start Record extracts
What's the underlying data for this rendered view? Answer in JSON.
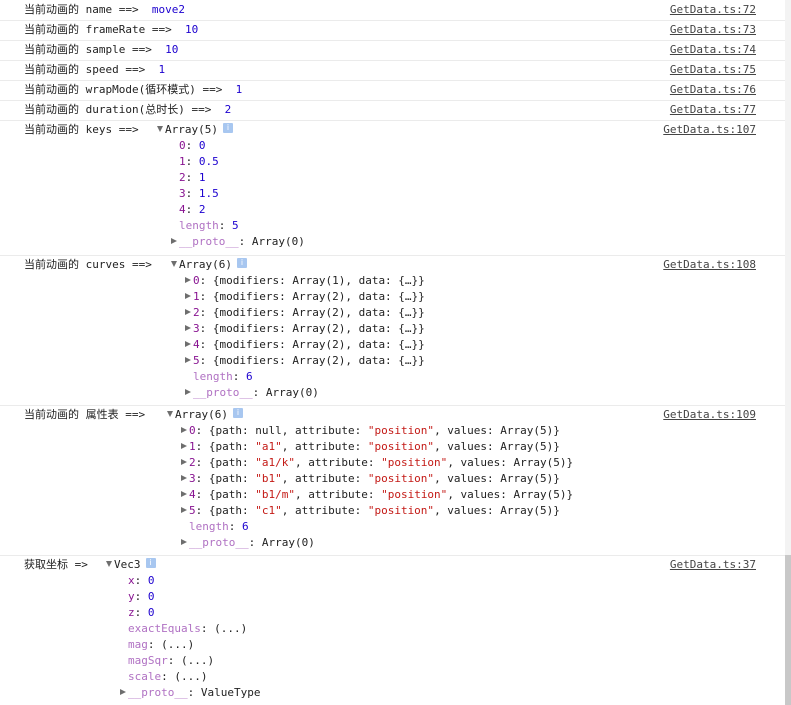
{
  "logs": [
    {
      "label": "当前动画的 name ==>",
      "value": "move2",
      "source": "GetData.ts:72"
    },
    {
      "label": "当前动画的 frameRate ==>",
      "value": "10",
      "source": "GetData.ts:73"
    },
    {
      "label": "当前动画的 sample ==>",
      "value": "10",
      "source": "GetData.ts:74"
    },
    {
      "label": "当前动画的 speed ==>",
      "value": "1",
      "source": "GetData.ts:75"
    },
    {
      "label": "当前动画的 wrapMode(循环模式) ==>",
      "value": "1",
      "source": "GetData.ts:76"
    },
    {
      "label": "当前动画的 duration(总时长) ==>",
      "value": "2",
      "source": "GetData.ts:77"
    }
  ],
  "keys": {
    "label": "当前动画的 keys ==>",
    "type": "Array(5)",
    "source": "GetData.ts:107",
    "items": [
      {
        "k": "0",
        "v": "0"
      },
      {
        "k": "1",
        "v": "0.5"
      },
      {
        "k": "2",
        "v": "1"
      },
      {
        "k": "3",
        "v": "1.5"
      },
      {
        "k": "4",
        "v": "2"
      }
    ],
    "length_label": "length",
    "length_value": "5",
    "proto_key": "__proto__",
    "proto_value": "Array(0)"
  },
  "curves": {
    "label": "当前动画的 curves ==>",
    "type": "Array(6)",
    "source": "GetData.ts:108",
    "items": [
      {
        "k": "0",
        "v": "{modifiers: Array(1), data: {…}}"
      },
      {
        "k": "1",
        "v": "{modifiers: Array(2), data: {…}}"
      },
      {
        "k": "2",
        "v": "{modifiers: Array(2), data: {…}}"
      },
      {
        "k": "3",
        "v": "{modifiers: Array(2), data: {…}}"
      },
      {
        "k": "4",
        "v": "{modifiers: Array(2), data: {…}}"
      },
      {
        "k": "5",
        "v": "{modifiers: Array(2), data: {…}}"
      }
    ],
    "length_label": "length",
    "length_value": "6",
    "proto_key": "__proto__",
    "proto_value": "Array(0)"
  },
  "props": {
    "label": "当前动画的 属性表 ==>",
    "type": "Array(6)",
    "source": "GetData.ts:109",
    "items": [
      {
        "k": "0",
        "path": "null",
        "path_is_string": false,
        "attribute": "\"position\"",
        "values": "Array(5)"
      },
      {
        "k": "1",
        "path": "\"a1\"",
        "path_is_string": true,
        "attribute": "\"position\"",
        "values": "Array(5)"
      },
      {
        "k": "2",
        "path": "\"a1/k\"",
        "path_is_string": true,
        "attribute": "\"position\"",
        "values": "Array(5)"
      },
      {
        "k": "3",
        "path": "\"b1\"",
        "path_is_string": true,
        "attribute": "\"position\"",
        "values": "Array(5)"
      },
      {
        "k": "4",
        "path": "\"b1/m\"",
        "path_is_string": true,
        "attribute": "\"position\"",
        "values": "Array(5)"
      },
      {
        "k": "5",
        "path": "\"c1\"",
        "path_is_string": true,
        "attribute": "\"position\"",
        "values": "Array(5)"
      }
    ],
    "length_label": "length",
    "length_value": "6",
    "proto_key": "__proto__",
    "proto_value": "Array(0)"
  },
  "coord": {
    "label": "获取坐标 =>",
    "type": "Vec3",
    "source": "GetData.ts:37",
    "fields": [
      {
        "k": "x",
        "v": "0"
      },
      {
        "k": "y",
        "v": "0"
      },
      {
        "k": "z",
        "v": "0"
      }
    ],
    "getters": [
      {
        "k": "exactEquals",
        "v": "(...)"
      },
      {
        "k": "mag",
        "v": "(...)"
      },
      {
        "k": "magSqr",
        "v": "(...)"
      },
      {
        "k": "scale",
        "v": "(...)"
      }
    ],
    "proto_key": "__proto__",
    "proto_value": "ValueType"
  },
  "colors": {
    "number": "#1c00cf",
    "key": "#881391",
    "string": "#c41a16",
    "dim_key": "#b071c3"
  }
}
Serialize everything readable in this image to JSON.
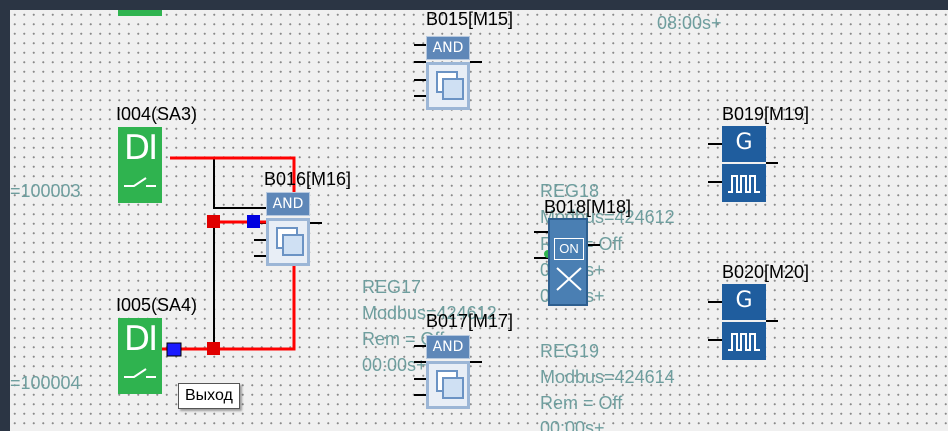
{
  "blocks": {
    "b015": {
      "name": "B015[M15]",
      "type_label": "AND"
    },
    "b016": {
      "name": "B016[M16]",
      "type_label": "AND"
    },
    "b017": {
      "name": "B017[M17]",
      "type_label": "AND"
    },
    "b018": {
      "name": "B018[M18]",
      "type_label": "ON"
    },
    "b019": {
      "name": "B019[M19]",
      "type_label": "G"
    },
    "b020": {
      "name": "B020[M20]",
      "type_label": "G"
    },
    "i004": {
      "name": "I004(SA3)",
      "type_label": "DI",
      "address": "=100003"
    },
    "i005": {
      "name": "I005(SA4)",
      "type_label": "DI",
      "address": "=100004"
    }
  },
  "registers": {
    "top_time": "08:00s+",
    "reg17": {
      "name": "REG17",
      "modbus": "Modbus=424612",
      "rem": "Rem = Off",
      "time": "00:00s+"
    },
    "reg18": {
      "name": "REG18",
      "modbus": "Modbus=424612",
      "rem": "Rem = Off",
      "time1": "00:00s+",
      "time2": "00:00s+"
    },
    "reg19": {
      "name": "REG19",
      "modbus": "Modbus=424614",
      "rem": "Rem = Off",
      "time": "00:00s+"
    }
  },
  "tooltip": "Выход",
  "colors": {
    "frame": "#2b3544",
    "canvas": "#f0f0f0",
    "wire_active": "#ff0000",
    "wire": "#000000",
    "di_green": "#2fb34f",
    "gate_blue": "#5e87b8",
    "gen_blue": "#1f5d9e",
    "ghost_text": "#6e9e9e"
  }
}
end Record extracts
#### Objective
Retype word for word the span of lines above that begins with the line containing "Serialize everything readable" and ends with the last line of the records; skip all pictures.

#### Exercise result
Serialize everything readable in this image to JSON.
{
  "blocks": {
    "b015": {
      "name": "B015[M15]",
      "type_label": "AND"
    },
    "b016": {
      "name": "B016[M16]",
      "type_label": "AND"
    },
    "b017": {
      "name": "B017[M17]",
      "type_label": "AND"
    },
    "b018": {
      "name": "B018[M18]",
      "type_label": "ON"
    },
    "b019": {
      "name": "B019[M19]",
      "type_label": "G"
    },
    "b020": {
      "name": "B020[M20]",
      "type_label": "G"
    },
    "i004": {
      "name": "I004(SA3)",
      "type_label": "DI",
      "address": "=100003"
    },
    "i005": {
      "name": "I005(SA4)",
      "type_label": "DI",
      "address": "=100004"
    }
  },
  "registers": {
    "top_time": "08:00s+",
    "reg17": {
      "name": "REG17",
      "modbus": "Modbus=424612",
      "rem": "Rem = Off",
      "time": "00:00s+"
    },
    "reg18": {
      "name": "REG18",
      "modbus": "Modbus=424612",
      "rem": "Rem = Off",
      "time1": "00:00s+",
      "time2": "00:00s+"
    },
    "reg19": {
      "name": "REG19",
      "modbus": "Modbus=424614",
      "rem": "Rem = Off",
      "time": "00:00s+"
    }
  },
  "tooltip": "Выход",
  "colors": {
    "frame": "#2b3544",
    "canvas": "#f0f0f0",
    "wire_active": "#ff0000",
    "wire": "#000000",
    "di_green": "#2fb34f",
    "gate_blue": "#5e87b8",
    "gen_blue": "#1f5d9e",
    "ghost_text": "#6e9e9e"
  }
}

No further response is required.